Extracted records
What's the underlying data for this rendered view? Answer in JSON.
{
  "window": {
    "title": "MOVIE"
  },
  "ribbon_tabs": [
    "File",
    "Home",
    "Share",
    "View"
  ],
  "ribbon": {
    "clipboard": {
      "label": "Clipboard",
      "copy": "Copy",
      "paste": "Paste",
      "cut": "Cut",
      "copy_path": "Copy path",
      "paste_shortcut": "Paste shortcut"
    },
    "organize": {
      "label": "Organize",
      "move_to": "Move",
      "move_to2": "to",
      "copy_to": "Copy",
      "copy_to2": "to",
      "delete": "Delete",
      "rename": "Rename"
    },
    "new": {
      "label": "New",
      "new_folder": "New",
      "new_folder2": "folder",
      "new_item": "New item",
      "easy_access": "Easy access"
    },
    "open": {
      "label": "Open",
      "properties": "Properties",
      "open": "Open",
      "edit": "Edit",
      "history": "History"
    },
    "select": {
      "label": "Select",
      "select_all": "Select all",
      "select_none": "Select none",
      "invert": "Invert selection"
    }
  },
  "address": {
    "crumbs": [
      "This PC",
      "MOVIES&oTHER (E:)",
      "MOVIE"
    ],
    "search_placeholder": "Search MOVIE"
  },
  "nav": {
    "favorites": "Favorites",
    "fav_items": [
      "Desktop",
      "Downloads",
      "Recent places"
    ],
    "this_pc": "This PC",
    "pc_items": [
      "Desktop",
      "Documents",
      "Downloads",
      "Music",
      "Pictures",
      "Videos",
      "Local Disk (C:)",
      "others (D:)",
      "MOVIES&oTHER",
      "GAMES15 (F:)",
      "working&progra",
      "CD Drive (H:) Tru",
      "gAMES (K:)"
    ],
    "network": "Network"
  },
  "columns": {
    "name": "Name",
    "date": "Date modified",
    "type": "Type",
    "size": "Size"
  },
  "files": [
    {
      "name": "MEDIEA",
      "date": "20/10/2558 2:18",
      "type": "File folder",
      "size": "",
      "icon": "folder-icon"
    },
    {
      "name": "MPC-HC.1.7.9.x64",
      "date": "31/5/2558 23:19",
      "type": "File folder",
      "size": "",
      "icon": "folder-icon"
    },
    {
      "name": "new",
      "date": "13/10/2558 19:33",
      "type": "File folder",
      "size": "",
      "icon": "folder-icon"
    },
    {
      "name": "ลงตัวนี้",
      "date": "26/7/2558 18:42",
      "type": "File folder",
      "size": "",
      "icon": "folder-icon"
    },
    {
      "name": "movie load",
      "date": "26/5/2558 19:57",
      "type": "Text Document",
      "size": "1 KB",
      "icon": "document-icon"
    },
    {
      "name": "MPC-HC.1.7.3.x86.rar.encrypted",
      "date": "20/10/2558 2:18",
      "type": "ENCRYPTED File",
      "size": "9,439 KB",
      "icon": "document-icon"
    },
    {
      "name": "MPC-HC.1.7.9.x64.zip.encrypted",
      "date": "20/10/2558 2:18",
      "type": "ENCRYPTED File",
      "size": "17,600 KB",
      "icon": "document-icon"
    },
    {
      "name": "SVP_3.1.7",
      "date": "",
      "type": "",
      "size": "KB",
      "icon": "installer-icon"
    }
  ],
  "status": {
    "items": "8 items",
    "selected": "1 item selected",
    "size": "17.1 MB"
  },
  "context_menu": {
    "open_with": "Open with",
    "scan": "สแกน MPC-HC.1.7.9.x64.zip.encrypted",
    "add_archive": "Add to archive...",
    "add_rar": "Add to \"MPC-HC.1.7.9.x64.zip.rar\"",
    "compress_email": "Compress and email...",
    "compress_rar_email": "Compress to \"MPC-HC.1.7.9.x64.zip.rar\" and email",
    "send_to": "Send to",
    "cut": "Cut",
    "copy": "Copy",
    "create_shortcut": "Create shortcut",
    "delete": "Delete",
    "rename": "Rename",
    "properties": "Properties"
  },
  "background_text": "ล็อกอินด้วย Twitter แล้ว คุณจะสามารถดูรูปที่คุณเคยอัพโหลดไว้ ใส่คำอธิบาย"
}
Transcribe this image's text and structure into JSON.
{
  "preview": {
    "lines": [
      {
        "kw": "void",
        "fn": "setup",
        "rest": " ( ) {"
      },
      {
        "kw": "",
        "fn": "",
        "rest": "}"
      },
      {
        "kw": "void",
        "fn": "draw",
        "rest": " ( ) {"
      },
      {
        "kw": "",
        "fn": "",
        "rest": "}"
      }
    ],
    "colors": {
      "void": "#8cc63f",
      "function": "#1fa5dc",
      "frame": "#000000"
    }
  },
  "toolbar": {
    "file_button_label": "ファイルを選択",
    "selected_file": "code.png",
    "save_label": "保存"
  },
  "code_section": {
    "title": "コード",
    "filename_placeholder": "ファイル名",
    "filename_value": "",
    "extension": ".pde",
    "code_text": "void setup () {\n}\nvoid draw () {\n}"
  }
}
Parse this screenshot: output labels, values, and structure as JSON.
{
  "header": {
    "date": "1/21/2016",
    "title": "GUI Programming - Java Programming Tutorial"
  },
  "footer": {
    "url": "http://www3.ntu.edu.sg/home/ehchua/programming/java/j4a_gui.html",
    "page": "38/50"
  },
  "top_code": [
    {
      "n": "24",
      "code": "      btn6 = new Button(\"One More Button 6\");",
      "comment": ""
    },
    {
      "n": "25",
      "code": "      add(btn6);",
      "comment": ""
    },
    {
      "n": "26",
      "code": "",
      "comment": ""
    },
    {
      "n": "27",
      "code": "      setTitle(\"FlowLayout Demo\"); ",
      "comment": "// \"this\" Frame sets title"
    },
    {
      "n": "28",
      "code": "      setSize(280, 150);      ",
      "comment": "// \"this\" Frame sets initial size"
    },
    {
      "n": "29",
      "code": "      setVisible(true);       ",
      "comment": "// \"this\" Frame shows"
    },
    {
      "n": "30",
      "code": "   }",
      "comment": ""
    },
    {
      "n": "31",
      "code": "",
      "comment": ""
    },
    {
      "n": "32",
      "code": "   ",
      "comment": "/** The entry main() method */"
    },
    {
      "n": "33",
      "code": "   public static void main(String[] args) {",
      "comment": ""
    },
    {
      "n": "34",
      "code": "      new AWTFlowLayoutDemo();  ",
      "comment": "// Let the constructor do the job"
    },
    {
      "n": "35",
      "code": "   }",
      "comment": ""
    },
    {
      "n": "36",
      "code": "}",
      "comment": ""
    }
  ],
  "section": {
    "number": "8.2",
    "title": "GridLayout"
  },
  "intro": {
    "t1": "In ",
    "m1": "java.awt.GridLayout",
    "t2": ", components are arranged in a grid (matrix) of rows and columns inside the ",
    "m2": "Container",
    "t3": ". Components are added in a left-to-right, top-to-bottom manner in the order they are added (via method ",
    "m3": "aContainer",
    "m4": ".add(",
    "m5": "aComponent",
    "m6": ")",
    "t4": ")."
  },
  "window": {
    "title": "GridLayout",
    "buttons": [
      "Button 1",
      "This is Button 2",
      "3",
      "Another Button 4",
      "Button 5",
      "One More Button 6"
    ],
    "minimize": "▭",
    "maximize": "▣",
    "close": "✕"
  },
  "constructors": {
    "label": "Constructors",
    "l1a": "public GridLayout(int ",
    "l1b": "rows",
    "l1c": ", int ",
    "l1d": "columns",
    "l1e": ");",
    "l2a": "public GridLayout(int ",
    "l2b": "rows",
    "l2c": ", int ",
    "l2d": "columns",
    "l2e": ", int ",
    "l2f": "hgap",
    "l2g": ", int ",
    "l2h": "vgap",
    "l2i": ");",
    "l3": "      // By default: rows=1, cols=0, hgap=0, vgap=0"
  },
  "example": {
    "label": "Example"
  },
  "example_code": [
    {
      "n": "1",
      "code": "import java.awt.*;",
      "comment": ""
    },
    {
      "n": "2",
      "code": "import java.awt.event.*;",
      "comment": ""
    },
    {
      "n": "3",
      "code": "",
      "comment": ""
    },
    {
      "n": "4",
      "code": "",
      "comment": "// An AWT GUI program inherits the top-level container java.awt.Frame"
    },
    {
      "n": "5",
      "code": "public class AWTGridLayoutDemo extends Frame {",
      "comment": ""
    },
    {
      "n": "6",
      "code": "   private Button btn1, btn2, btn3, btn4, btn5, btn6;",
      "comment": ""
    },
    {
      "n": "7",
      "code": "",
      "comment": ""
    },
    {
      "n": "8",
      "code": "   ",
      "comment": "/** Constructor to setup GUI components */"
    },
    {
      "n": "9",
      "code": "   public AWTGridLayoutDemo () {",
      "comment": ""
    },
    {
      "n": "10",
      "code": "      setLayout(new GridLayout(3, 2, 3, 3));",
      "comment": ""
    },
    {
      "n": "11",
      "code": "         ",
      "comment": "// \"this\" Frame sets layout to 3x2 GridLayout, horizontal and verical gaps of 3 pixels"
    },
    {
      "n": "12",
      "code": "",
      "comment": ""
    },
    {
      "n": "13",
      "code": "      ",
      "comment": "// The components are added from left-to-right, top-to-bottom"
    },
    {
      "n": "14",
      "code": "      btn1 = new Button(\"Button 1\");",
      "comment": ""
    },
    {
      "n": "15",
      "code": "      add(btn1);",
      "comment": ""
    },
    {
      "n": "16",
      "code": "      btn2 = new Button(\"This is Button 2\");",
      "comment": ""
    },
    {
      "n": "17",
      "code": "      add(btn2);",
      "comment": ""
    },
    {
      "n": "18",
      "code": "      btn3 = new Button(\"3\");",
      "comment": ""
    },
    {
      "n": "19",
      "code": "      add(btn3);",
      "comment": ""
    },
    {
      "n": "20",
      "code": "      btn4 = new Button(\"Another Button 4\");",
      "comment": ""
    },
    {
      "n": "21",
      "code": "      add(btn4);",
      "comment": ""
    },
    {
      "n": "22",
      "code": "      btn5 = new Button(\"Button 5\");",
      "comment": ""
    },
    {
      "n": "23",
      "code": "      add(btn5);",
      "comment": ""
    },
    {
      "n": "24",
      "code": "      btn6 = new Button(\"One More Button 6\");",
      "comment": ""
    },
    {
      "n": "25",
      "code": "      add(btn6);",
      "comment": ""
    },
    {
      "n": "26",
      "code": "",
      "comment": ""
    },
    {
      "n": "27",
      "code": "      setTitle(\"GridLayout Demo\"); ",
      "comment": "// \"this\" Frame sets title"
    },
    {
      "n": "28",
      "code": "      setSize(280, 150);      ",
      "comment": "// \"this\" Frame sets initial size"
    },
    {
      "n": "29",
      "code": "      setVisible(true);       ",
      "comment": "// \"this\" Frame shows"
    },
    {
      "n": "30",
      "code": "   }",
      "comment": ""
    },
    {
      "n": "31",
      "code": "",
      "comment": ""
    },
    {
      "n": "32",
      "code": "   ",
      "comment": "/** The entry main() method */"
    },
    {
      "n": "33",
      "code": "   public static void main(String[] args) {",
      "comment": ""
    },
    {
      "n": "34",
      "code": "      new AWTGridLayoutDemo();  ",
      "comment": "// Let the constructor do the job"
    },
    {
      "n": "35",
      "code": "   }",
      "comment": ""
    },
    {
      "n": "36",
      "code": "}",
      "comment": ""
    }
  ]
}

What to work on
Find the word "properties" in the entries, and copy every line it shows up in.

Solved exercise
      "properties": "Properties",
    "properties": "Properties"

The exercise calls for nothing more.